● **AIM OF THE EXERCISE**:
Search the material below for the word "entry". Copy every line that has it.

● **EXERCISE MATERIAL**:
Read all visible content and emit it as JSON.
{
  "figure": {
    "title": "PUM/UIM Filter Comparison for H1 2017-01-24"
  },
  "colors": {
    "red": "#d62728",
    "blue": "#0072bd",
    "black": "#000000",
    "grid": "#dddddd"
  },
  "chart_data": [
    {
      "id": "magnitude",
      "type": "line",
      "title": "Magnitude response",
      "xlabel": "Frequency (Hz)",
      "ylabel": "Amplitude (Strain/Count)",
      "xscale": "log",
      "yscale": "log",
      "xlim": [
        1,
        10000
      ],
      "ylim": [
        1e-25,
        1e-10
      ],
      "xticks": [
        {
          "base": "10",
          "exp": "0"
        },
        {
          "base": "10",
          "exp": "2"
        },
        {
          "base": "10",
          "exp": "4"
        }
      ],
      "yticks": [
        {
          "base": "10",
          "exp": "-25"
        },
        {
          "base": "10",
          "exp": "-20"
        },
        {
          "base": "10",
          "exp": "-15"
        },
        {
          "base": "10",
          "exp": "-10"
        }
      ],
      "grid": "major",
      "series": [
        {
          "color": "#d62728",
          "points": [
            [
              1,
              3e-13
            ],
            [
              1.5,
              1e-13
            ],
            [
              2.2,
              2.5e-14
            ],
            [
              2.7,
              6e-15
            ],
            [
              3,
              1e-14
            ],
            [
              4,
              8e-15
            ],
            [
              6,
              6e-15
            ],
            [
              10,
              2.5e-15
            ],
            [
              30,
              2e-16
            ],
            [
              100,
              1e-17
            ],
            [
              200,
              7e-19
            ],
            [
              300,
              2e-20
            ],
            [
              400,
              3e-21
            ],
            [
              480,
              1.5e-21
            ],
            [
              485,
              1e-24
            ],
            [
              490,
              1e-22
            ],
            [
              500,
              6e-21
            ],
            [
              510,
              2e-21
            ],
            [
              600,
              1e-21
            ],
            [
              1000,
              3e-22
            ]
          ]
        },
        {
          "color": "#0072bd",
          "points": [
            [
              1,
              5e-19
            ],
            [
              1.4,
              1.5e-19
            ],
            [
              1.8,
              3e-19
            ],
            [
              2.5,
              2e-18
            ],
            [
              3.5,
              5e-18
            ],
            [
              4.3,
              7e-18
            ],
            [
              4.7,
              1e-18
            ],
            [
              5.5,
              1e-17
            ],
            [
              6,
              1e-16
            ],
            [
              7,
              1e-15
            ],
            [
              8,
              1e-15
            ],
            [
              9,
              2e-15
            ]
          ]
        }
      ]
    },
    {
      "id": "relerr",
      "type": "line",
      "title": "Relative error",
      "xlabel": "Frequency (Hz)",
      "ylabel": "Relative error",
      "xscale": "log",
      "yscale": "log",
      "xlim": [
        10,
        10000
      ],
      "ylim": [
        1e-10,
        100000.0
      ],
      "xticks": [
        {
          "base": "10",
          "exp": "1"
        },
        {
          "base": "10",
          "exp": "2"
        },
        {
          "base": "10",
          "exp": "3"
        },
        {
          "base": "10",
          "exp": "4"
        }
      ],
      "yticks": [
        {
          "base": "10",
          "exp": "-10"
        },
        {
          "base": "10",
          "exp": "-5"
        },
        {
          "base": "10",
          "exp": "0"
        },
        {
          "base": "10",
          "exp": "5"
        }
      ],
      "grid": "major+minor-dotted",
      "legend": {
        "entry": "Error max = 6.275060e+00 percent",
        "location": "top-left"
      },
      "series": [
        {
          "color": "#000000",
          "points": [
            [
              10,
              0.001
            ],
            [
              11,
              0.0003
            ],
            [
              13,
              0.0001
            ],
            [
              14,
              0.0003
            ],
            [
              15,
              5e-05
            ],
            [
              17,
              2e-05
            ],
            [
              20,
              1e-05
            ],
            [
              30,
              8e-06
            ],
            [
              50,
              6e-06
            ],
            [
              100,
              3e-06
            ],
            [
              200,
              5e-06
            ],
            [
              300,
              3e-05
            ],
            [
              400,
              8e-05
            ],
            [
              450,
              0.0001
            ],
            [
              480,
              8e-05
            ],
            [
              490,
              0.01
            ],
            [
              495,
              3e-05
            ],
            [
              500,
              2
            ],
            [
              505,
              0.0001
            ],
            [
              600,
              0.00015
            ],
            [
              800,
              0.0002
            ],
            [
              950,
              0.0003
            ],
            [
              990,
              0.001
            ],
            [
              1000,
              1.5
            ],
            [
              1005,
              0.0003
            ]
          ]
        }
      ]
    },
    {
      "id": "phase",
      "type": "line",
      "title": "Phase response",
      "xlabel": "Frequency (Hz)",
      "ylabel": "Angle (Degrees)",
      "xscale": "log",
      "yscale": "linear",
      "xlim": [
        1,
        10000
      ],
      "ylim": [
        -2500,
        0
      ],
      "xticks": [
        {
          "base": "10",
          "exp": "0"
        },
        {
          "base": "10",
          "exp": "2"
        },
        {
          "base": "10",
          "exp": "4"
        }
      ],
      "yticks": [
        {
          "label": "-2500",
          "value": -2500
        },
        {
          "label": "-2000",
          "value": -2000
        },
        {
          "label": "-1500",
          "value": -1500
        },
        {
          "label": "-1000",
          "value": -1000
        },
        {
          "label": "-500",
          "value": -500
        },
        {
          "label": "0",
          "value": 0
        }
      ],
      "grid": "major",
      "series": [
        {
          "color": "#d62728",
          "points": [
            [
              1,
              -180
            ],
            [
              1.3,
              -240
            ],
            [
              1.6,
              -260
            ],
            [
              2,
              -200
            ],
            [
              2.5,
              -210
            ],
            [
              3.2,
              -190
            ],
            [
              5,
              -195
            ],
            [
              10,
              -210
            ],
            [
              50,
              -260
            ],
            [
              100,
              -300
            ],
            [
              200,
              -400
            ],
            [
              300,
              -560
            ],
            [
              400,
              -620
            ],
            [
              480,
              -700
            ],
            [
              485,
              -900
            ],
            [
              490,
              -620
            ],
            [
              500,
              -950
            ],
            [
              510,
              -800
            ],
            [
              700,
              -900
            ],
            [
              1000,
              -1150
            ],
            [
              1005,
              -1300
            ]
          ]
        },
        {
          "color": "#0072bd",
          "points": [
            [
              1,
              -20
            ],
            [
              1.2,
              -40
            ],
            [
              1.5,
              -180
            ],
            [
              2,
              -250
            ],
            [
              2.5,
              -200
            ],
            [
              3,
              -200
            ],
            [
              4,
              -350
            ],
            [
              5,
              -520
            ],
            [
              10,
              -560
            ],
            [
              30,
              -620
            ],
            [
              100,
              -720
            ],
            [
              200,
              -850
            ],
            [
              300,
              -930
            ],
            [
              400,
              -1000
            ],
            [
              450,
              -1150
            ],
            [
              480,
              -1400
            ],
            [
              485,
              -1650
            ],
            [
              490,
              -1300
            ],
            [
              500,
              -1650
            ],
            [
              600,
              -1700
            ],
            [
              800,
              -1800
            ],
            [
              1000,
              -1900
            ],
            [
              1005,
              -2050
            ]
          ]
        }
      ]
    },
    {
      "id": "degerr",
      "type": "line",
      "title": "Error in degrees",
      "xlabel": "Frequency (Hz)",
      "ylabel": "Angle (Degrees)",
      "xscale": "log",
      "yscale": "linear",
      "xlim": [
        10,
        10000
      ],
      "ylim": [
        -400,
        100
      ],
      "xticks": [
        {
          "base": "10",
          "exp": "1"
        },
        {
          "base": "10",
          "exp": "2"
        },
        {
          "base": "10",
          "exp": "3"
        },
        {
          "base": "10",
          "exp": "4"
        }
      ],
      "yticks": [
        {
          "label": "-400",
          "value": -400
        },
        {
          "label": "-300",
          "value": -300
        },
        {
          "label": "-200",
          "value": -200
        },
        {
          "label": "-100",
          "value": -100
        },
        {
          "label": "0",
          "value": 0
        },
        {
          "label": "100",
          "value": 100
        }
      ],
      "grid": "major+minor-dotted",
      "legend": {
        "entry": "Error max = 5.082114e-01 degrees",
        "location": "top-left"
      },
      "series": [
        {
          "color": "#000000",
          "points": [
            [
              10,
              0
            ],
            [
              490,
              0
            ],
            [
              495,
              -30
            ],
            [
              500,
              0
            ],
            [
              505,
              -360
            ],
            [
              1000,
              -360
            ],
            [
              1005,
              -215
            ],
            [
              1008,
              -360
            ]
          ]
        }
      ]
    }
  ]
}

● **TASK RESULT**:
        "entry": "Error max = 6.275060e+00 percent",
        "entry": "Error max = 5.082114e-01 degrees",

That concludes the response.